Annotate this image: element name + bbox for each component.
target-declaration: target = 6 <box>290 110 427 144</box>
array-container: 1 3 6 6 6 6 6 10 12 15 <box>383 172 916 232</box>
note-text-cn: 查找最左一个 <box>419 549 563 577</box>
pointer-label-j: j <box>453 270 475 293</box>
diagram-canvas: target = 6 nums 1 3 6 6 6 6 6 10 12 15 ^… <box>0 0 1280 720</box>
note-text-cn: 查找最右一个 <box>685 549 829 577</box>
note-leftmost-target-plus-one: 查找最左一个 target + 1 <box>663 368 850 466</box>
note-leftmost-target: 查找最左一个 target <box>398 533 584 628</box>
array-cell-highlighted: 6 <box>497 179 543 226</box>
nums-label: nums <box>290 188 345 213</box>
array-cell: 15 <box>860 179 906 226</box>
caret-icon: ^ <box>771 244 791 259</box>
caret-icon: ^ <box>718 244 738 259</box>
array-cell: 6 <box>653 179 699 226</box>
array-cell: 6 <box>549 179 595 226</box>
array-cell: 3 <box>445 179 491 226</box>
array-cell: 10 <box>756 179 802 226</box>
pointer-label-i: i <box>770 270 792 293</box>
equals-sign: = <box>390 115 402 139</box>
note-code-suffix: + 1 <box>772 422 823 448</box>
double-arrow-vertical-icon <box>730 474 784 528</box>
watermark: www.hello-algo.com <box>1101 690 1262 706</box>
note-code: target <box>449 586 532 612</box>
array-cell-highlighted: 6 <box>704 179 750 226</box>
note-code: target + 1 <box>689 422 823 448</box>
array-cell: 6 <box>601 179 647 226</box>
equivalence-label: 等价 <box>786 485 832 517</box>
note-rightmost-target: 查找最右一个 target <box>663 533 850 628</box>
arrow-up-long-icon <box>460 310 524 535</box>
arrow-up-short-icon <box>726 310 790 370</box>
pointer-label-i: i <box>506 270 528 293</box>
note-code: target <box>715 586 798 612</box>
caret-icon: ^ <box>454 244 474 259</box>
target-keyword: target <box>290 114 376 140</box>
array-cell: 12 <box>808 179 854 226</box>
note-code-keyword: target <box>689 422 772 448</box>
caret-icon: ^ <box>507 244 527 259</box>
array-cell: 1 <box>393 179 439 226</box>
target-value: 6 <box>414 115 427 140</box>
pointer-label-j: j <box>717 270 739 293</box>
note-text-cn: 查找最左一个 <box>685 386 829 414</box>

━━━━━━━━

## Exercise task
Rewrite all the entries above with "caret-mark" in place of every "caret-icon", leaving everything else unchanged.

## Complete response
Annotate this image: element name + bbox for each component.
target-declaration: target = 6 <box>290 110 427 144</box>
array-container: 1 3 6 6 6 6 6 10 12 15 <box>383 172 916 232</box>
note-text-cn: 查找最左一个 <box>419 549 563 577</box>
pointer-label-j: j <box>453 270 475 293</box>
diagram-canvas: target = 6 nums 1 3 6 6 6 6 6 10 12 15 ^… <box>0 0 1280 720</box>
note-text-cn: 查找最右一个 <box>685 549 829 577</box>
note-leftmost-target-plus-one: 查找最左一个 target + 1 <box>663 368 850 466</box>
note-leftmost-target: 查找最左一个 target <box>398 533 584 628</box>
array-cell-highlighted: 6 <box>497 179 543 226</box>
nums-label: nums <box>290 188 345 213</box>
array-cell: 15 <box>860 179 906 226</box>
caret-mark: ^ <box>771 244 791 259</box>
caret-mark: ^ <box>718 244 738 259</box>
array-cell: 6 <box>653 179 699 226</box>
array-cell: 6 <box>549 179 595 226</box>
array-cell: 3 <box>445 179 491 226</box>
array-cell: 10 <box>756 179 802 226</box>
pointer-label-i: i <box>770 270 792 293</box>
equals-sign: = <box>390 115 402 139</box>
note-code-suffix: + 1 <box>772 422 823 448</box>
double-arrow-vertical-icon <box>730 474 784 528</box>
watermark: www.hello-algo.com <box>1101 690 1262 706</box>
note-code: target <box>449 586 532 612</box>
array-cell-highlighted: 6 <box>704 179 750 226</box>
note-code: target + 1 <box>689 422 823 448</box>
array-cell: 6 <box>601 179 647 226</box>
equivalence-label: 等价 <box>786 485 832 517</box>
note-rightmost-target: 查找最右一个 target <box>663 533 850 628</box>
arrow-up-long-icon <box>460 310 524 535</box>
arrow-up-short-icon <box>726 310 790 370</box>
pointer-label-i: i <box>506 270 528 293</box>
note-code: target <box>715 586 798 612</box>
caret-mark: ^ <box>454 244 474 259</box>
target-keyword: target <box>290 114 376 140</box>
array-cell: 12 <box>808 179 854 226</box>
note-code-keyword: target <box>689 422 772 448</box>
caret-mark: ^ <box>507 244 527 259</box>
array-cell: 1 <box>393 179 439 226</box>
target-value: 6 <box>414 115 427 140</box>
pointer-label-j: j <box>717 270 739 293</box>
note-text-cn: 查找最左一个 <box>685 386 829 414</box>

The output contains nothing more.